**Recorded data:**
>>>
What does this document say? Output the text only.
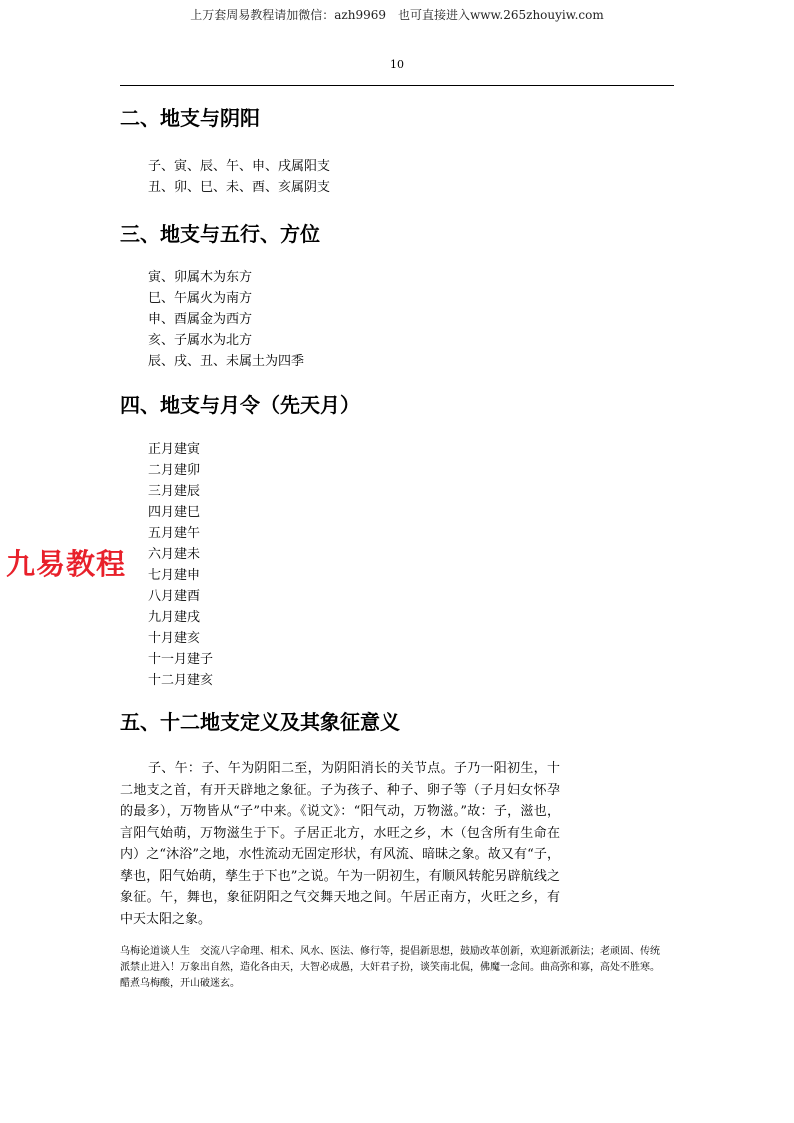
上万套周易教程请加微信：azh9969　也可直接进入www.265zhouyiw.com
10
二、地支与阴阳
子、寅、辰、午、申、戌属阳支
丑、卯、巳、未、酉、亥属阴支
三、地支与五行、方位
寅、卯属木为东方
巳、午属火为南方
申、酉属金为西方
亥、子属水为北方
辰、戌、丑、未属土为四季
四、地支与月令（先天月）
正月建寅
二月建卯
三月建辰
四月建巳
五月建午
六月建未
七月建申
八月建酉
九月建戌
十月建亥
十一月建子
十二月建亥
五、十二地支定义及其象征意义

子、午：子、午为阴阳二至，为阴阳消长的关节点。子乃一阳初生，十二地支之首，有开天辟地之象征。子为孩子、种子、卵子等（子月妇女怀孕的最多），万物皆从“子”中来。《说文》：“阳气动，万物滋。”故：子，滋也，言阳气始萌，万物滋生于下。子居正北方，水旺之乡，木（包含所有生命在内）之“沐浴”之地，水性流动无固定形状，有风流、暗昧之象。故又有“子，孳也，阳气始萌，孳生于下也”之说。午为一阴初生，有顺风转舵另辟航线之象征。午，舞也，象征阴阳之气交舞天地之间。午居正南方，火旺之乡，有中天太阳之象。

乌梅论道谈人生　交流八字命理、相术、风水、医法、修行等，提倡新思想，鼓励改革创新，欢迎新派新法；老顽固、传统派禁止进入！万象出自然，造化各由天，大智必成愚，大奸君子扮，谈笑南北侃，佛魔一念间。曲高弥和寡，高处不胜寒。醋煮乌梅酸，开山破迷玄。

九易教程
<<<
**Written instruction:** Retype everything in the material word for word, minus pictures.

**Written answer:**
What does this document say? Output the text only.
上万套周易教程请加微信：azh9969　也可直接进入www.265zhouyiw.com
10
二、地支与阴阳
子、寅、辰、午、申、戌属阳支
丑、卯、巳、未、酉、亥属阴支
三、地支与五行、方位
寅、卯属木为东方
巳、午属火为南方
申、酉属金为西方
亥、子属水为北方
辰、戌、丑、未属土为四季
四、地支与月令（先天月）
正月建寅
二月建卯
三月建辰
四月建巳
五月建午
六月建未
七月建申
八月建酉
九月建戌
十月建亥
十一月建子
十二月建亥
五、十二地支定义及其象征意义

子、午：子、午为阴阳二至，为阴阳消长的关节点。子乃一阳初生，十二地支之首，有开天辟地之象征。子为孩子、种子、卵子等（子月妇女怀孕的最多），万物皆从“子”中来。《说文》：“阳气动，万物滋。”故：子，滋也，言阳气始萌，万物滋生于下。子居正北方，水旺之乡，木（包含所有生命在内）之“沐浴”之地，水性流动无固定形状，有风流、暗昧之象。故又有“子，孳也，阳气始萌，孳生于下也”之说。午为一阴初生，有顺风转舵另辟航线之象征。午，舞也，象征阴阳之气交舞天地之间。午居正南方，火旺之乡，有中天太阳之象。

乌梅论道谈人生　交流八字命理、相术、风水、医法、修行等，提倡新思想，鼓励改革创新，欢迎新派新法；老顽固、传统派禁止进入！万象出自然，造化各由天，大智必成愚，大奸君子扮，谈笑南北侃，佛魔一念间。曲高弥和寡，高处不胜寒。醋煮乌梅酸，开山破迷玄。

九易教程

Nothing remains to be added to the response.